• EXERCISE INSTRUCTIONS
Copy out each of the following lines word for word.

+++++

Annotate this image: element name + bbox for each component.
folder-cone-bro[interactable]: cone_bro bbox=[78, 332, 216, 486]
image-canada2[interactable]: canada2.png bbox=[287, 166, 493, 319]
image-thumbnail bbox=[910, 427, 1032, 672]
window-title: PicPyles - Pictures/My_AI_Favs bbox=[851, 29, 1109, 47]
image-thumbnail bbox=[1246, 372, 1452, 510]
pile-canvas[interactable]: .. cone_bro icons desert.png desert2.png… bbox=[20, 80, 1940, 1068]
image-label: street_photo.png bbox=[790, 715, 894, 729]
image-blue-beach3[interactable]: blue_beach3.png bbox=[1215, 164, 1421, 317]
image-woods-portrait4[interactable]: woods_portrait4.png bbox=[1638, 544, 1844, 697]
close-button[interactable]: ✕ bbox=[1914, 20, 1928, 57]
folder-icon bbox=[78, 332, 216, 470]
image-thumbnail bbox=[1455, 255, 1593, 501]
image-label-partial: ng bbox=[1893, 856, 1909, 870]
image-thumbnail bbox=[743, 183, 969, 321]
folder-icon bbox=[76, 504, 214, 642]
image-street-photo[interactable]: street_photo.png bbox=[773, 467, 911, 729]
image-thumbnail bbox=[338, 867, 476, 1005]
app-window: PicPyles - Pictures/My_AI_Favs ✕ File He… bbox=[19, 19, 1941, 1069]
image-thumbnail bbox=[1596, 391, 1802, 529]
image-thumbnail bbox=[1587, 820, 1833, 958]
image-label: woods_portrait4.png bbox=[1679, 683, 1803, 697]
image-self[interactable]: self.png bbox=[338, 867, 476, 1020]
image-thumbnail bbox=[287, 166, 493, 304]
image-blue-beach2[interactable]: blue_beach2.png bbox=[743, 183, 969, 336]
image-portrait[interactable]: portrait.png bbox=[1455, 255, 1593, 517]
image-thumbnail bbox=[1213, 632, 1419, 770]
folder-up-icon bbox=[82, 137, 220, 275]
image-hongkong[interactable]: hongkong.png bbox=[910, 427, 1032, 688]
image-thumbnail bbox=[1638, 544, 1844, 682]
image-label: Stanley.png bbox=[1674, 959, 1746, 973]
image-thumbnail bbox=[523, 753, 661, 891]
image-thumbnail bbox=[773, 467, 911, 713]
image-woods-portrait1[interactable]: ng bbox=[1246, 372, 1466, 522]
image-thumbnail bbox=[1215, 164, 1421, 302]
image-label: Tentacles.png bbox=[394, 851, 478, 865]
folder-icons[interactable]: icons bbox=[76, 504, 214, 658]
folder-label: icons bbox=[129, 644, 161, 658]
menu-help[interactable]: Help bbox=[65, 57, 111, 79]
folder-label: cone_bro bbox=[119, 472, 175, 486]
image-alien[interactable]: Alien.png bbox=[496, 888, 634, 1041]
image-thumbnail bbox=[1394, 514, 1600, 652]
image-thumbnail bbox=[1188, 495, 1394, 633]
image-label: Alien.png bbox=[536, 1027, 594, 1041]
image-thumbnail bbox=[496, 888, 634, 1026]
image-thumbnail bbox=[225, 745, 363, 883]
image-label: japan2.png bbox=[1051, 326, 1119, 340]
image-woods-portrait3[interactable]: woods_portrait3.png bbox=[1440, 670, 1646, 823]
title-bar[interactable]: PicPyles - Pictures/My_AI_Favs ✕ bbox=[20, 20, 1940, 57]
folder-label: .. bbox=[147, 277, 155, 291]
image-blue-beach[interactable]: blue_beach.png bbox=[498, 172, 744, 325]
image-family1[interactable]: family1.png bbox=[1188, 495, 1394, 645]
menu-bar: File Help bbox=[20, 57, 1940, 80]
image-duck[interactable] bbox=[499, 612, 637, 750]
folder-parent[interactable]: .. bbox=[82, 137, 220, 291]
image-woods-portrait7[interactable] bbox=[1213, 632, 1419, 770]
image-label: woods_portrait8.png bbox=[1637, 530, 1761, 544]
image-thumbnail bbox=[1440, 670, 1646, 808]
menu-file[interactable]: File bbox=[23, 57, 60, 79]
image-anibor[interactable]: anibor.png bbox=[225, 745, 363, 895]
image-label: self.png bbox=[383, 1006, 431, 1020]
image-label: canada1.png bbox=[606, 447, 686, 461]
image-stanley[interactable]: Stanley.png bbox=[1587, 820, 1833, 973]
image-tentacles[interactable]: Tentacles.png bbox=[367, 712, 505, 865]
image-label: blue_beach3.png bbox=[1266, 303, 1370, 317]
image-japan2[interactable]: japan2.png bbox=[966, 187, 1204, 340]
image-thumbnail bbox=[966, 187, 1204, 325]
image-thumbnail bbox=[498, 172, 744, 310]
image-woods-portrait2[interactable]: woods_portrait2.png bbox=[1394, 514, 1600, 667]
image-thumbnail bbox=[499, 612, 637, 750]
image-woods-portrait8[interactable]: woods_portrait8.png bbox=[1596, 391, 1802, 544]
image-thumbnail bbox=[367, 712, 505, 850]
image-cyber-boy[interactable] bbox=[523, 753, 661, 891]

+++++

• SOLUTION
Annotate this image: element name + bbox for each component.
folder-cone-bro[interactable]: cone_bro bbox=[78, 332, 216, 486]
image-canada2[interactable]: canada2.png bbox=[287, 166, 493, 319]
image-thumbnail bbox=[910, 427, 1032, 672]
window-title: PicPyles - Pictures/My_AI_Favs bbox=[851, 29, 1109, 47]
image-thumbnail bbox=[1246, 372, 1452, 510]
pile-canvas[interactable]: .. cone_bro icons desert.png desert2.png… bbox=[20, 80, 1940, 1068]
image-label: street_photo.png bbox=[790, 715, 894, 729]
image-blue-beach3[interactable]: blue_beach3.png bbox=[1215, 164, 1421, 317]
image-woods-portrait4[interactable]: woods_portrait4.png bbox=[1638, 544, 1844, 697]
close-button[interactable]: ✕ bbox=[1914, 20, 1928, 57]
folder-icon bbox=[78, 332, 216, 470]
image-thumbnail bbox=[1455, 255, 1593, 501]
image-label-partial: ng bbox=[1893, 856, 1909, 870]
image-thumbnail bbox=[743, 183, 969, 321]
folder-icon bbox=[76, 504, 214, 642]
image-street-photo[interactable]: street_photo.png bbox=[773, 467, 911, 729]
image-thumbnail bbox=[338, 867, 476, 1005]
app-window: PicPyles - Pictures/My_AI_Favs ✕ File He… bbox=[19, 19, 1941, 1069]
image-thumbnail bbox=[1596, 391, 1802, 529]
image-thumbnail bbox=[1587, 820, 1833, 958]
image-label: woods_portrait4.png bbox=[1679, 683, 1803, 697]
image-self[interactable]: self.png bbox=[338, 867, 476, 1020]
image-thumbnail bbox=[287, 166, 493, 304]
image-blue-beach2[interactable]: blue_beach2.png bbox=[743, 183, 969, 336]
image-portrait[interactable]: portrait.png bbox=[1455, 255, 1593, 517]
image-thumbnail bbox=[1213, 632, 1419, 770]
folder-up-icon bbox=[82, 137, 220, 275]
image-hongkong[interactable]: hongkong.png bbox=[910, 427, 1032, 688]
image-thumbnail bbox=[1638, 544, 1844, 682]
image-label: Stanley.png bbox=[1674, 959, 1746, 973]
image-thumbnail bbox=[523, 753, 661, 891]
image-thumbnail bbox=[773, 467, 911, 713]
image-woods-portrait1[interactable]: ng bbox=[1246, 372, 1466, 522]
image-thumbnail bbox=[1215, 164, 1421, 302]
image-label: Tentacles.png bbox=[394, 851, 478, 865]
folder-icons[interactable]: icons bbox=[76, 504, 214, 658]
folder-label: icons bbox=[129, 644, 161, 658]
menu-help[interactable]: Help bbox=[65, 57, 111, 79]
folder-label: cone_bro bbox=[119, 472, 175, 486]
image-alien[interactable]: Alien.png bbox=[496, 888, 634, 1041]
image-thumbnail bbox=[1394, 514, 1600, 652]
image-thumbnail bbox=[1188, 495, 1394, 633]
image-label: Alien.png bbox=[536, 1027, 594, 1041]
image-thumbnail bbox=[496, 888, 634, 1026]
image-thumbnail bbox=[225, 745, 363, 883]
image-label: japan2.png bbox=[1051, 326, 1119, 340]
image-woods-portrait3[interactable]: woods_portrait3.png bbox=[1440, 670, 1646, 823]
title-bar[interactable]: PicPyles - Pictures/My_AI_Favs ✕ bbox=[20, 20, 1940, 57]
folder-label: .. bbox=[147, 277, 155, 291]
image-blue-beach[interactable]: blue_beach.png bbox=[498, 172, 744, 325]
image-family1[interactable]: family1.png bbox=[1188, 495, 1394, 645]
menu-bar: File Help bbox=[20, 57, 1940, 80]
image-duck[interactable] bbox=[499, 612, 637, 750]
folder-parent[interactable]: .. bbox=[82, 137, 220, 291]
image-woods-portrait7[interactable] bbox=[1213, 632, 1419, 770]
image-label: woods_portrait8.png bbox=[1637, 530, 1761, 544]
image-thumbnail bbox=[1440, 670, 1646, 808]
menu-file[interactable]: File bbox=[23, 57, 60, 79]
image-anibor[interactable]: anibor.png bbox=[225, 745, 363, 895]
image-label: self.png bbox=[383, 1006, 431, 1020]
image-label: canada1.png bbox=[606, 447, 686, 461]
image-stanley[interactable]: Stanley.png bbox=[1587, 820, 1833, 973]
image-tentacles[interactable]: Tentacles.png bbox=[367, 712, 505, 865]
image-label: blue_beach3.png bbox=[1266, 303, 1370, 317]
image-japan2[interactable]: japan2.png bbox=[966, 187, 1204, 340]
image-thumbnail bbox=[966, 187, 1204, 325]
image-thumbnail bbox=[498, 172, 744, 310]
image-woods-portrait2[interactable]: woods_portrait2.png bbox=[1394, 514, 1600, 667]
image-thumbnail bbox=[499, 612, 637, 750]
image-woods-portrait8[interactable]: woods_portrait8.png bbox=[1596, 391, 1802, 544]
image-thumbnail bbox=[367, 712, 505, 850]
image-cyber-boy[interactable] bbox=[523, 753, 661, 891]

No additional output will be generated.